課題の指示: 「詩への向かい方」の文章から、「そして思いつくまま書いてみる」と「は詩じゃない、日記だ、単なる感想だって。」の間の部分を、両端の語句も含めて一字一句そのまま書き出してください。

詩への向かい方

詩について:
 
「詩への向かい方」
 
 
詩は誰でも気軽に始められるアートです。音楽のように楽器が弾けなくてもいいし、絵画のように道具も要らない。同じ文学にしても俳句や短歌のような制限もないから、思い立って書くだけで誰もが始められる。こんなに間口の広いアートフォームは他にないと僕は思っています
 
そして思いつくまま書いてみる。意外と書けたら嬉しくなってまた書いてみる。そうするとネットで詩を調べたりするだろうし、アンソロジーの詩集を買ってみるかもしれない、特定の詩人の詩集を買うこともあるかもしれない。そういうことを繰り返していくうちに、ふと気付くことある。そうか、こうやって書けばいいんだ、詩とはこういうことなんじゃないかって。
 
でもその気付きは一瞬のこと。気付いたはずのことさえ分からなくなるし、すぐにまた別の壁が立ちふさがる。書けば書くほど分からなくなってくるし、読めば読むほど分からなくなってくる。これはもう音楽とか絵画とかも一緒ですけど、分からなくなってくるということは少しずつ分かってきているっていうことなんです。ただそうしたちょっとした気付きを繰り返していくと、たとえそれが些細な、それこそ紙きれや薄いセロファンのような薄い気付きであっても積み重なっていくものがあるんです。そしてその薄い積み重なりによって、少しずつではあるけれど、自分にとっての良い詩が着実に書けるようになっているのだと僕は思います。
 
ここで大事なのは自分にとって、ということです。少しずつ書けてくると、少しずつ詩が読めるようになってくると、詩とはこういうものなんじゃないか、詩とはこうあるべきなんじゃないかというルールが自分の中で芽生えてくることがある。それはそれでいいのだと思います。自分の目指す詩というものが明確になっているということですから、そこを目指せばいい。厄介なのはそのルールを他人にまで当てはめてしまうことだと思います。例えば、あなたのこれは詩じゃない、日記だ、単なる感想だって。

提供データ:
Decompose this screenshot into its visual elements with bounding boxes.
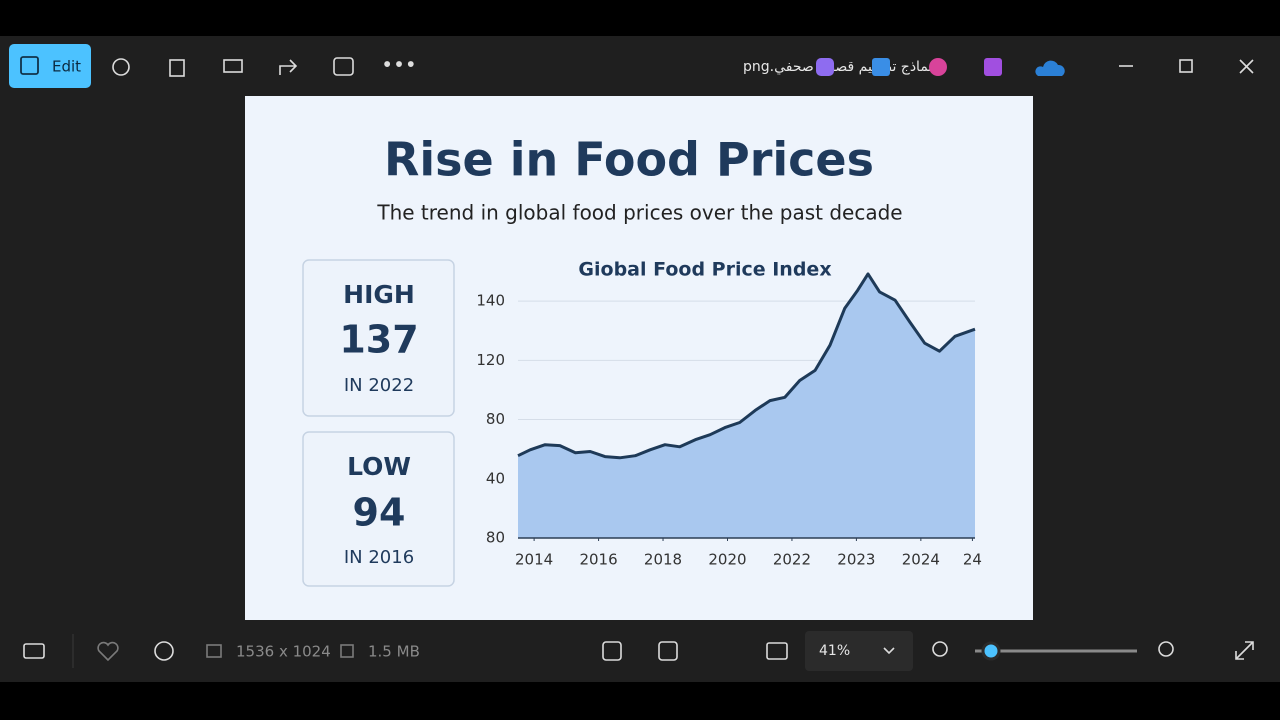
favorite-button[interactable]: [97, 641, 119, 662]
zoom-in-button[interactable]: [1158, 641, 1174, 657]
edit-label: Edit: [52, 58, 81, 76]
edit-button[interactable]: [9, 44, 91, 88]
zoom-dropdown[interactable]: [805, 631, 913, 671]
stat-label: HIGH: [343, 280, 415, 309]
stat-note: IN 2016: [344, 547, 414, 568]
file-name: نماذج تصميم قصص صحفي.png: [743, 59, 932, 75]
x-tick-label: 2023: [837, 551, 875, 569]
zoom-level: 41%: [819, 643, 850, 659]
fit-button[interactable]: [766, 642, 788, 660]
info-button[interactable]: [154, 641, 174, 661]
stat-label: LOW: [347, 452, 411, 481]
x-tick-label: 2024: [902, 551, 940, 569]
x-tick-label: 2014: [515, 551, 553, 569]
file-size: 1.5 MB: [368, 643, 420, 661]
maximize-button[interactable]: [1179, 59, 1193, 73]
y-tick-label: 40: [486, 469, 505, 487]
line: [517, 272, 976, 460]
x-tick-label: 24: [963, 551, 982, 569]
stat-note: IN 2022: [344, 375, 414, 396]
rotate-button[interactable]: [112, 58, 130, 76]
chart-title: Giobal Food Price Index: [578, 259, 831, 281]
size-icon: [340, 644, 354, 658]
stat-card: [302, 431, 455, 587]
chart: 140 120 80 40 80 2014 2016 2018 2020 2022 2023 2024…: [476, 272, 982, 569]
x-tick-label: 2016: [579, 551, 617, 569]
clipchamp-icon[interactable]: [984, 58, 1002, 76]
x-tick-label: 2018: [644, 551, 682, 569]
dropdown-arrow: [883, 647, 895, 655]
edit-icon: [20, 56, 39, 75]
onedrive-icon[interactable]: [1035, 60, 1065, 76]
stat-value: 137: [339, 318, 418, 362]
zoom-slider-thumb[interactable]: [981, 641, 1001, 661]
y-tick-label: 140: [476, 292, 505, 310]
image-subtitle: The trend in global food prices over the…: [376, 201, 902, 225]
delete-button[interactable]: [169, 59, 185, 77]
x-tick-label: 2020: [708, 551, 746, 569]
copilot-icon[interactable]: [816, 58, 834, 76]
filmstrip-button[interactable]: [23, 643, 45, 659]
y-tick-label: 80: [486, 529, 505, 547]
more-button[interactable]: •••: [381, 53, 416, 77]
image-title: Rise in Food Prices: [384, 133, 874, 187]
zoom-out-button[interactable]: [932, 641, 948, 657]
area: [518, 273, 975, 538]
slideshow-button[interactable]: [333, 57, 354, 76]
close-button[interactable]: [1239, 59, 1254, 74]
image-dimensions: 1536 x 1024: [236, 643, 331, 661]
text-scan-button[interactable]: [658, 641, 678, 661]
fullscreen-button[interactable]: [1235, 641, 1254, 660]
stat-card: [302, 259, 455, 417]
designer-icon[interactable]: [872, 58, 890, 76]
dimensions-icon: [206, 644, 222, 658]
share-button[interactable]: [279, 59, 298, 75]
x-tick-label: 2022: [773, 551, 811, 569]
y-tick-label: 120: [476, 351, 505, 369]
stat-value: 94: [353, 491, 406, 535]
visual-search-button[interactable]: [602, 641, 622, 661]
y-tick-label: 80: [486, 410, 505, 428]
print-button[interactable]: [223, 59, 243, 73]
create-icon[interactable]: [929, 58, 947, 76]
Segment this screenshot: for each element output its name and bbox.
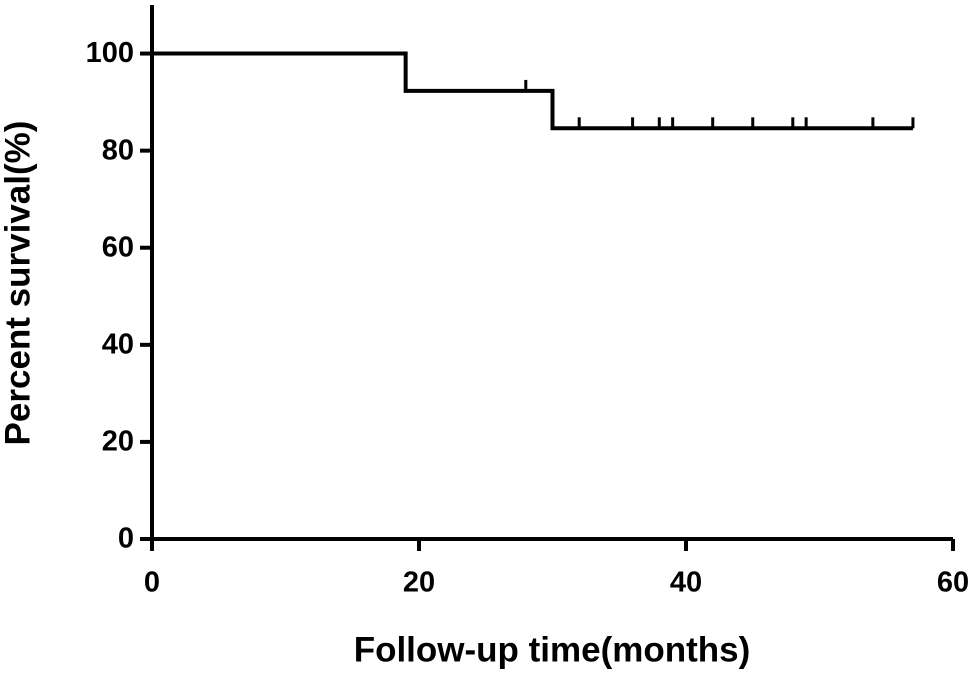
x-axis-title: Follow-up time(months) xyxy=(354,630,751,669)
survival-curve xyxy=(152,51,913,131)
x-tick-label: 20 xyxy=(403,567,435,599)
y-tick-label: 40 xyxy=(102,328,134,360)
x-tick-label: 60 xyxy=(937,567,969,599)
y-tick-label: 20 xyxy=(102,426,134,458)
x-tick-label: 0 xyxy=(144,567,160,599)
y-tick-label: 80 xyxy=(102,134,134,166)
x-tick-label: 40 xyxy=(670,567,702,599)
y-tick-label: 100 xyxy=(86,37,134,69)
y-axis-title: Percent survival(%) xyxy=(0,121,37,446)
y-tick-label: 0 xyxy=(118,523,134,555)
y-tick-label: 60 xyxy=(102,231,134,263)
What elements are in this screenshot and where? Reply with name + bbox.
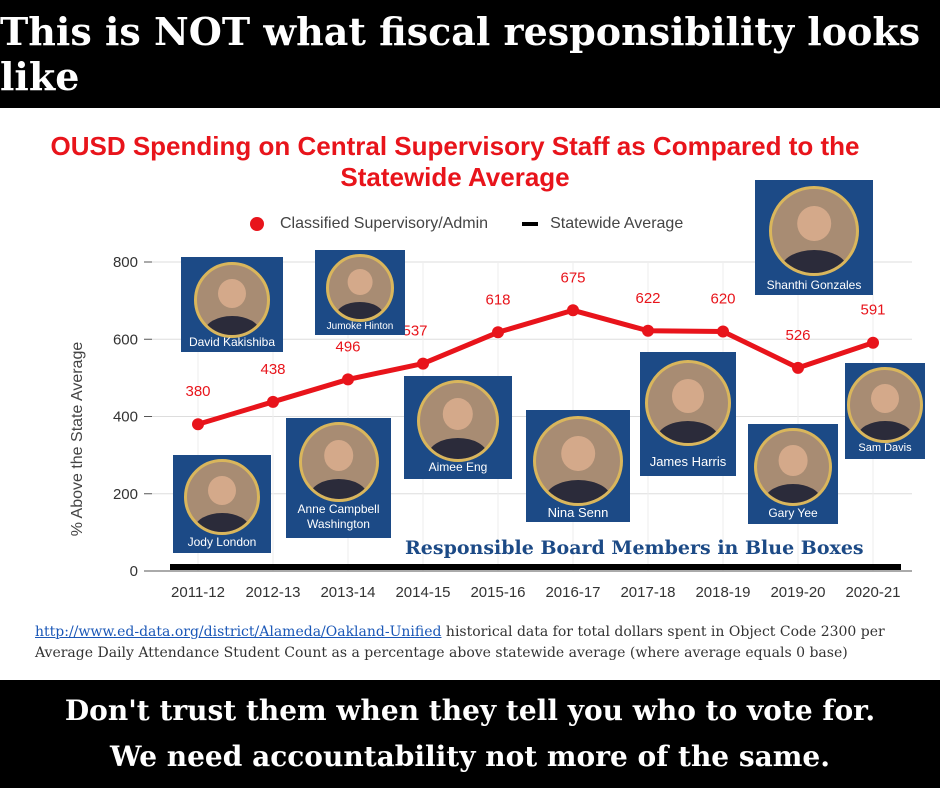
card-gary-yee: Gary Yee (748, 424, 838, 524)
y-tick-label: 800 (113, 254, 138, 271)
card-sam-davis: Sam Davis (845, 363, 925, 459)
source-link[interactable]: http://www.ed-data.org/district/Alameda/… (35, 624, 442, 640)
legend-marker-series (250, 217, 264, 231)
chart-title: OUSD Spending on Central Supervisory Sta… (50, 131, 860, 192)
data-label: 537 (402, 323, 427, 340)
card-jody-london: Jody London (173, 455, 271, 553)
avatar (194, 262, 270, 338)
data-label: 526 (785, 327, 810, 344)
avatar (769, 186, 859, 276)
data-point (867, 336, 879, 349)
card-aimee-eng: Aimee Eng (404, 376, 512, 479)
legend-label-average: Statewide Average (550, 215, 684, 232)
data-point (717, 325, 729, 338)
avatar (533, 416, 623, 506)
member-name: Shanthi Gonzales (766, 278, 862, 292)
y-tick-label: 600 (113, 331, 138, 348)
data-label: 591 (860, 302, 885, 319)
x-tick-label: 2014-15 (395, 584, 450, 601)
x-tick-label: 2018-19 (695, 584, 750, 601)
avatar (298, 422, 379, 502)
top-banner: This is NOT what fiscal responsibility l… (0, 0, 940, 108)
data-label: 380 (185, 383, 210, 400)
data-point (567, 304, 579, 317)
member-name: Nina Senn (547, 505, 609, 520)
source-text: historical data for total dollars spent … (35, 624, 885, 661)
x-tick-label: 2016-17 (545, 584, 600, 601)
y-tick-label: 200 (113, 486, 138, 503)
x-tick-label: 2011-12 (171, 584, 225, 601)
card-anne-campbell-washington: Anne Campbell Washington (286, 418, 391, 538)
x-tick-label: 2017-18 (620, 584, 675, 601)
y-axis-label: % Above the State Average (69, 341, 86, 537)
y-tick-label: 400 (113, 409, 138, 426)
member-name: Jody London (187, 535, 257, 549)
member-name: Aimee Eng (428, 460, 488, 474)
x-tick-label: 2019-20 (770, 584, 825, 601)
bottom-line-1: Don't trust them when they tell you who … (64, 694, 876, 727)
avatar (754, 428, 832, 506)
member-name: Gary Yee (768, 506, 818, 520)
x-tick-label: 2015-16 (470, 584, 525, 601)
x-tick-label: 2013-14 (320, 584, 375, 601)
x-tick-label: 2020-21 (845, 584, 900, 601)
member-name: Jumoke Hinton (326, 321, 394, 332)
card-jumoke-hinton: Jumoke Hinton (315, 250, 405, 335)
card-david-kakishiba: David Kakishiba (181, 257, 283, 352)
member-name: James Harris (649, 454, 727, 469)
member-name: David Kakishiba (188, 335, 276, 349)
data-point (417, 357, 429, 370)
chart-legend: Classified Supervisory/Admin Statewide A… (250, 212, 683, 236)
bottom-line-2: We need accountability not more of the s… (110, 740, 830, 773)
card-shanthi-gonzales: Shanthi Gonzales (755, 180, 873, 295)
data-label: 496 (335, 338, 360, 355)
legend-label-series: Classified Supervisory/Admin (280, 215, 489, 232)
avatar (326, 254, 394, 322)
bottom-banner: Don't trust them when they tell you who … (0, 680, 940, 788)
avatar (184, 459, 260, 535)
data-label: 438 (260, 361, 285, 378)
member-name: Anne Campbell Washington (297, 502, 380, 531)
avatar (847, 367, 923, 443)
x-tick-label: 2012-13 (245, 584, 300, 601)
source-note: http://www.ed-data.org/district/Alameda/… (35, 622, 925, 664)
y-tick-label: 0 (130, 563, 138, 580)
avatar (417, 380, 499, 462)
data-point (792, 361, 804, 374)
data-label: 622 (635, 290, 660, 307)
card-nina-senn: Nina Senn (526, 410, 630, 522)
headline: This is NOT what fiscal responsibility l… (0, 9, 921, 99)
data-label: 618 (485, 291, 510, 308)
card-james-harris: James Harris (640, 352, 736, 476)
data-point (342, 373, 354, 386)
data-point (642, 324, 654, 337)
member-name: Sam Davis (858, 442, 912, 454)
legend-marker-average (522, 222, 539, 226)
data-label: 675 (560, 269, 585, 286)
data-label: 620 (710, 291, 735, 308)
data-point (492, 326, 504, 339)
responsible-label: Responsible Board Members in Blue Boxes (405, 537, 864, 559)
data-point (267, 395, 279, 408)
data-point (192, 418, 204, 431)
avatar (645, 360, 731, 446)
series-line-classified-supervisory (197, 307, 874, 427)
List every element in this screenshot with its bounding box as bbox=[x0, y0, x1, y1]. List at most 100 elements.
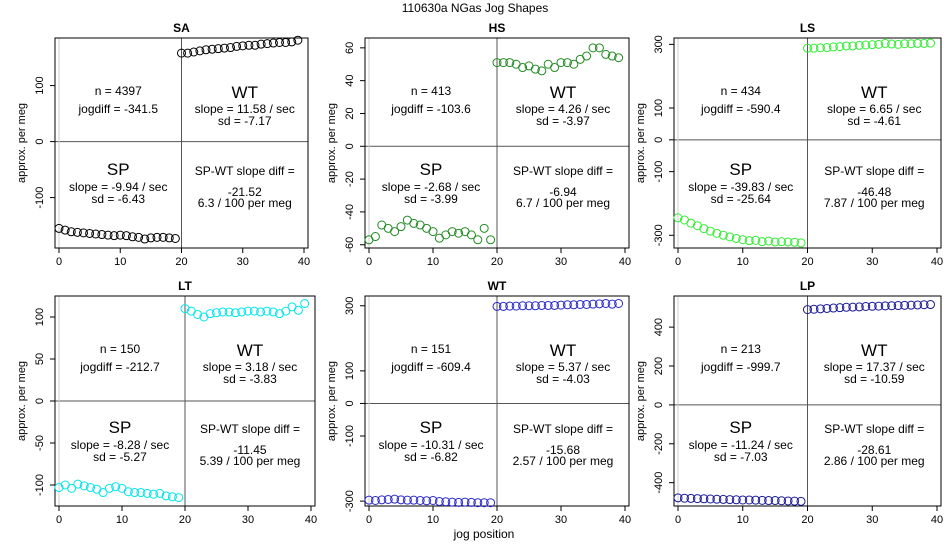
data-point-wt bbox=[530, 301, 540, 311]
data-point-sp bbox=[72, 227, 82, 237]
x-tick-label: 20 bbox=[801, 514, 813, 526]
y-tick-label: 0 bbox=[34, 398, 46, 404]
data-point-wt bbox=[926, 38, 936, 48]
wt-slope: slope = 5.37 / sec bbox=[516, 360, 610, 374]
data-point-wt bbox=[614, 53, 624, 63]
x-tick-label: 30 bbox=[555, 514, 567, 526]
data-point-wt bbox=[226, 43, 235, 53]
data-point-wt bbox=[537, 66, 547, 76]
data-point-sp bbox=[673, 213, 683, 223]
wt-slope: slope = 3.18 / sec bbox=[203, 360, 297, 374]
y-tick-label: -200 bbox=[653, 433, 665, 455]
panel-title: LT bbox=[178, 279, 192, 293]
data-point-sp bbox=[751, 235, 761, 245]
data-point-sp bbox=[757, 237, 767, 247]
data-point-wt bbox=[212, 308, 221, 318]
x-tick-label: 10 bbox=[114, 256, 126, 268]
data-point-sp bbox=[422, 496, 432, 506]
data-point-sp bbox=[54, 483, 64, 493]
data-point-sp bbox=[473, 235, 483, 245]
data-point-sp bbox=[796, 238, 806, 248]
slope-diff-label: SP-WT slope diff = bbox=[513, 164, 613, 178]
data-point-sp bbox=[79, 481, 89, 491]
data-point-sp bbox=[777, 237, 787, 247]
x-tick-label: 30 bbox=[555, 256, 567, 268]
x-tick-label: 20 bbox=[491, 514, 503, 526]
data-point-sp bbox=[428, 227, 438, 237]
data-point-wt bbox=[537, 300, 547, 310]
data-point-sp bbox=[770, 496, 780, 506]
data-point-sp bbox=[155, 488, 165, 498]
data-point-wt bbox=[601, 298, 611, 308]
y-tick-label: -50 bbox=[34, 435, 46, 451]
data-point-wt bbox=[809, 43, 819, 53]
data-point-wt bbox=[926, 300, 936, 310]
data-point-sp bbox=[731, 233, 741, 243]
panel-title: SA bbox=[173, 21, 190, 35]
sp-slope: slope = -8.28 / sec bbox=[71, 438, 169, 452]
data-point-wt bbox=[293, 305, 303, 315]
data-point-sp bbox=[111, 482, 121, 492]
data-point-wt bbox=[243, 306, 253, 316]
data-point-sp bbox=[486, 498, 496, 508]
y-tick-label: -60 bbox=[344, 237, 356, 253]
data-point-sp bbox=[770, 237, 780, 247]
data-point-sp bbox=[128, 232, 137, 242]
slope-diff-label: SP-WT slope diff = bbox=[200, 422, 300, 436]
sp-sd: sd = -5.27 bbox=[93, 450, 147, 464]
panel-lp: LP 0 10 20 30 40 -400 -200 0 200 400 approx. per me… bbox=[635, 279, 943, 526]
n-count: n = 150 bbox=[100, 342, 141, 356]
data-point-sp bbox=[460, 497, 470, 507]
data-point-wt bbox=[569, 59, 579, 69]
data-point-sp bbox=[764, 496, 774, 506]
x-tick-label: 40 bbox=[305, 514, 317, 526]
data-point-wt bbox=[822, 303, 832, 313]
data-point-wt bbox=[293, 35, 303, 45]
sp-label: SP bbox=[420, 418, 443, 437]
data-point-wt bbox=[887, 301, 897, 311]
data-point-wt bbox=[841, 302, 851, 312]
panel-title: HS bbox=[489, 21, 506, 35]
data-point-sp bbox=[121, 231, 131, 241]
data-point-sp bbox=[712, 228, 722, 238]
data-point-wt bbox=[607, 299, 617, 309]
data-point-sp bbox=[705, 226, 715, 236]
data-point-sp bbox=[85, 228, 95, 238]
y-tick-label: 100 bbox=[34, 308, 46, 326]
jogdiff-value: jogdiff = -999.7 bbox=[700, 360, 781, 374]
data-point-wt bbox=[281, 306, 291, 316]
data-point-wt bbox=[569, 300, 579, 310]
data-point-wt bbox=[505, 58, 515, 68]
data-point-wt bbox=[530, 64, 540, 74]
data-point-sp bbox=[679, 493, 689, 503]
data-point-wt bbox=[828, 303, 838, 313]
data-point-sp bbox=[396, 222, 406, 232]
data-point-wt bbox=[244, 40, 254, 50]
data-point-sp bbox=[777, 496, 787, 506]
data-point-wt bbox=[262, 39, 272, 49]
data-point-sp bbox=[434, 496, 444, 506]
data-point-sp bbox=[98, 488, 108, 498]
data-point-sp bbox=[441, 497, 451, 507]
data-point-sp bbox=[466, 497, 476, 507]
data-point-sp bbox=[718, 230, 728, 240]
y-tick-label: -400 bbox=[653, 472, 665, 494]
data-point-wt bbox=[887, 39, 897, 49]
data-point-wt bbox=[861, 302, 871, 311]
n-count: n = 4397 bbox=[95, 84, 142, 98]
y-tick-label: 0 bbox=[653, 402, 665, 408]
data-point-wt bbox=[287, 37, 297, 47]
data-point-sp bbox=[91, 229, 101, 239]
data-point-sp bbox=[396, 495, 406, 505]
jogdiff-value: jogdiff = -103.6 bbox=[390, 102, 471, 116]
data-point-wt bbox=[177, 48, 186, 58]
y-tick-label: 400 bbox=[653, 318, 665, 336]
n-count: n = 434 bbox=[721, 84, 762, 98]
data-point-wt bbox=[854, 40, 864, 50]
panel-sa: SA 0 10 20 30 40 -100 0 100 approx. per meg n = 43… bbox=[16, 21, 310, 268]
data-point-wt bbox=[607, 51, 617, 61]
y-axis-label: approx. per meg bbox=[635, 361, 647, 441]
y-axis-label: approx. per meg bbox=[16, 103, 28, 183]
wt-sd: sd = -3.97 bbox=[536, 114, 590, 128]
data-point-sp bbox=[757, 495, 767, 505]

完成した解答:
そして思いつくまま書いてみる。意外と書けたら嬉しくなってまた書いてみる。そうするとネットで詩を調べたりするだろうし、アンソロジーの詩集を買ってみるかもしれない、特定の詩人の詩集を買うこともあるかもしれない。そういうことを繰り返していくうちに、ふと気付くことある。そうか、こうやって書けばいいんだ、詩とはこういうことなんじゃないかって。
 
でもその気付きは一瞬のこと。気付いたはずのことさえ分からなくなるし、すぐにまた別の壁が立ちふさがる。書けば書くほど分からなくなってくるし、読めば読むほど分からなくなってくる。これはもう音楽とか絵画とかも一緒ですけど、分からなくなってくるということは少しずつ分かってきているっていうことなんです。ただそうしたちょっとした気付きを繰り返していくと、たとえそれが些細な、それこそ紙きれや薄いセロファンのような薄い気付きであっても積み重なっていくものがあるんです。そしてその薄い積み重なりによって、少しずつではあるけれど、自分にとっての良い詩が着実に書けるようになっているのだと僕は思います。
 
ここで大事なのは自分にとって、ということです。少しずつ書けてくると、少しずつ詩が読めるようになってくると、詩とはこういうものなんじゃないか、詩とはこうあるべきなんじゃないかというルールが自分の中で芽生えてくることがある。それはそれでいいのだと思います。自分の目指す詩というものが明確になっているということですから、そこを目指せばいい。厄介なのはそのルールを他人にまで当てはめてしまうことだと思います。例えば、あなたのこれは詩じゃない、日記だ、単なる感想だって。